Viele Triebwerke können trotzdem zuverlässig sein

Aber es gibt noch einen anderen Ansatz, der von SpaceX wieder eingeführt wurde. Die Falcon 9 benutzt zehn identische Merlin 1D Triebwerke, neun davon in der ersten Stufe und eins in der zweiten. genauso wie die Electron von Rocketlabs. Die Firefly Alpha soll sogar zwölf identische Triebwerke in der ersten Stufe haben. Überschätzen diese Firmen die Zuverlässigkeit ihrer Triebwerke? Nein. Denn sie müssen gar nicht so zuverlässig sein.

Die Reduzierung der Fehlerquellen ist nicht die einzige Möglichkeit, die Zuverlässigkeit zu erhöhen. Die Saturn V hatte zum Beispiel jeweils 5 Triebwerke in der ersten und zweiten Stufe. Aber sie waren in der Lage den Ausfall eines Triebwerks zu verkraften, wenn er nicht zu früh passiert. Das verändert die Lage drastisch. Wenn keins der fünf Triebwerke ausfallen darf, führt ein 99% zuverlässiges Triebwerk zu einer Erfolgsquote von 95,1%. Wenn aber ein Triebwerk ausfallen darf, dann steigt Erfolgsquote sogar, hier wären es 99,9%.

Auszüge der Auflistung:
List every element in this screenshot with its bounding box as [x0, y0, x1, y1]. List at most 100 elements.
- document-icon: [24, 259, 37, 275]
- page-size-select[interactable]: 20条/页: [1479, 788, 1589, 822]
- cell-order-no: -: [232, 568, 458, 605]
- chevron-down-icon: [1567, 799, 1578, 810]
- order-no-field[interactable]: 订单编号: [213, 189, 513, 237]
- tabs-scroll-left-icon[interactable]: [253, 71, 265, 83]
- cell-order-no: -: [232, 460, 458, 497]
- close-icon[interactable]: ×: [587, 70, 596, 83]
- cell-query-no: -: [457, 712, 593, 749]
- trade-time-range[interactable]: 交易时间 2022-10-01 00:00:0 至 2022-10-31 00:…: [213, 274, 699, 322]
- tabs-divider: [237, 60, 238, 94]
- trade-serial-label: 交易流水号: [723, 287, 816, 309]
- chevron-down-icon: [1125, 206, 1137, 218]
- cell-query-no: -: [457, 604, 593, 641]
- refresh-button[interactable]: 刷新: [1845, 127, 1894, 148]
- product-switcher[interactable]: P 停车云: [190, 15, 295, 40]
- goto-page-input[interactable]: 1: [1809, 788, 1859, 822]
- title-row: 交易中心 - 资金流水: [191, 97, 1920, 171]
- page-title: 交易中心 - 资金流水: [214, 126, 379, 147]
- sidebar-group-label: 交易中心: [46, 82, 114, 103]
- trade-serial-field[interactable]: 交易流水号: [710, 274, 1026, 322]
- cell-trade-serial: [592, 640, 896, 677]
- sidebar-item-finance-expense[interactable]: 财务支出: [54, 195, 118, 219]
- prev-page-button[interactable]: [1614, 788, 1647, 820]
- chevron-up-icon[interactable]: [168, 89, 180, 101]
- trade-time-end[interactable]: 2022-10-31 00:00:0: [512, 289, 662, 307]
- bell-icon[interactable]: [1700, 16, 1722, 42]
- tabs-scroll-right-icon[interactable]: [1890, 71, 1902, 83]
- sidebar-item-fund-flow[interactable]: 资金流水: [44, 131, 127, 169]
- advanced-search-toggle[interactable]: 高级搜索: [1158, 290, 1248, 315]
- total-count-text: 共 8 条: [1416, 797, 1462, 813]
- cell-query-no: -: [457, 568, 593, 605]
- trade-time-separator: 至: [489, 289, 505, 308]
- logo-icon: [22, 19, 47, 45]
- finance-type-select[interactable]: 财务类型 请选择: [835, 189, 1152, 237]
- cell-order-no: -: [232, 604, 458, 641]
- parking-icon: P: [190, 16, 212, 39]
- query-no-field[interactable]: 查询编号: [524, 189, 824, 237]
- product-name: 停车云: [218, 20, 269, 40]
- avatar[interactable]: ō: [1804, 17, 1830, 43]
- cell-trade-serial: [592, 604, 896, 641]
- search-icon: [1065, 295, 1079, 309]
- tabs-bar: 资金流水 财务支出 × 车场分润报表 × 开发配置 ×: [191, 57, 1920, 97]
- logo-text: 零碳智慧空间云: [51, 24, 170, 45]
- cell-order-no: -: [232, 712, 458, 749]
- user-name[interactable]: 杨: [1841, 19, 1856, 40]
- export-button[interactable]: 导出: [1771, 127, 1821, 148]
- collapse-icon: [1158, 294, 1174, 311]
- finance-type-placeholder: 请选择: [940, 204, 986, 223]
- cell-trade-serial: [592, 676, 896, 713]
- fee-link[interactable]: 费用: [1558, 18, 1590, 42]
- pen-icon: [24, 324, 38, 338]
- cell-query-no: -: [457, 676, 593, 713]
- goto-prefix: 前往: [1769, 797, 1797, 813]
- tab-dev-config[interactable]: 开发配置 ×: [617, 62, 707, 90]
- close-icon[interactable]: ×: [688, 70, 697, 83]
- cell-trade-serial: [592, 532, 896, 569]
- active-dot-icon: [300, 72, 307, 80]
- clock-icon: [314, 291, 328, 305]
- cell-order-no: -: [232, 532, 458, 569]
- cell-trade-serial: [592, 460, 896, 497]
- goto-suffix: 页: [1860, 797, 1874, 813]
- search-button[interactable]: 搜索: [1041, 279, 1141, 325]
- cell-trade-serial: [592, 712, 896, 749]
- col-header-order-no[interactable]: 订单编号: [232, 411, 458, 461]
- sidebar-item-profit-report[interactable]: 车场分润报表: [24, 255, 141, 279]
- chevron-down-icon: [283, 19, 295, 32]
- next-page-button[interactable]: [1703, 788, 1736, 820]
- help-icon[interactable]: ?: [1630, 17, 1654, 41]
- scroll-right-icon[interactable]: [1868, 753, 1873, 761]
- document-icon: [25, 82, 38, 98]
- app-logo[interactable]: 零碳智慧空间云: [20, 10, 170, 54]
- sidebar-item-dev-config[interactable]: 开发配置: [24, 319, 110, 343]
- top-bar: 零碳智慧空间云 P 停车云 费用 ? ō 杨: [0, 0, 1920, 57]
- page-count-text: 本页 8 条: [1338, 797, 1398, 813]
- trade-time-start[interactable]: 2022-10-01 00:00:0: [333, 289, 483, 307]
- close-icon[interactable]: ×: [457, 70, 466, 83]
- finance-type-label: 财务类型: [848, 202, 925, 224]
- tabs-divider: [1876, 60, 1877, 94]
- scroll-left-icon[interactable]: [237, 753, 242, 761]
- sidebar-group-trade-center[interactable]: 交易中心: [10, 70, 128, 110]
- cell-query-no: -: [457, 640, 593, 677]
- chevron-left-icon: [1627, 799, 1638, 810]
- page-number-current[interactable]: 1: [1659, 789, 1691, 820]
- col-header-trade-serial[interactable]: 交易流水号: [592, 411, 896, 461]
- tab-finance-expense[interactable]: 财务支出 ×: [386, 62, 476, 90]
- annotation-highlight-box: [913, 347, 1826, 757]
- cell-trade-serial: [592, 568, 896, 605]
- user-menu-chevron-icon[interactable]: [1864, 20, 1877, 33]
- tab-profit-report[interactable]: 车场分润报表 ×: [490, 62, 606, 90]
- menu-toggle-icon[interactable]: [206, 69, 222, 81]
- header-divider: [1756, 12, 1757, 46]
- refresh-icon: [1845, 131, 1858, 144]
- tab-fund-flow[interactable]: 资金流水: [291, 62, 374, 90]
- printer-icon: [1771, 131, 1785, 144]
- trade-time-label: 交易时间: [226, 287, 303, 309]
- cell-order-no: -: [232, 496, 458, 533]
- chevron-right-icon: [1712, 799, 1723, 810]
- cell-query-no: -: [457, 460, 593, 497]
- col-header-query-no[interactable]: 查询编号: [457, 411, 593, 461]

Ziel: Gib aus dem Text über die Zuverlässigkeit von Raketentriebwerken alles von „Aber es gibt“ bis hinunter zu „so zuverlässig sein.“ wortgetreu wieder.

Lösung der Aufgabe:
Aber es gibt noch einen anderen Ansatz, der von SpaceX wieder eingeführt wurde. Die Falcon 9 benutzt zehn identische Merlin 1D Triebwerke, neun davon in der ersten Stufe und eins in der zweiten. genauso wie die Electron von Rocketlabs. Die Firefly Alpha soll sogar zwölf identische Triebwerke in der ersten Stufe haben. Überschätzen diese Firmen die Zuverlässigkeit ihrer Triebwerke? Nein. Denn sie müssen gar nicht so zuverlässig sein.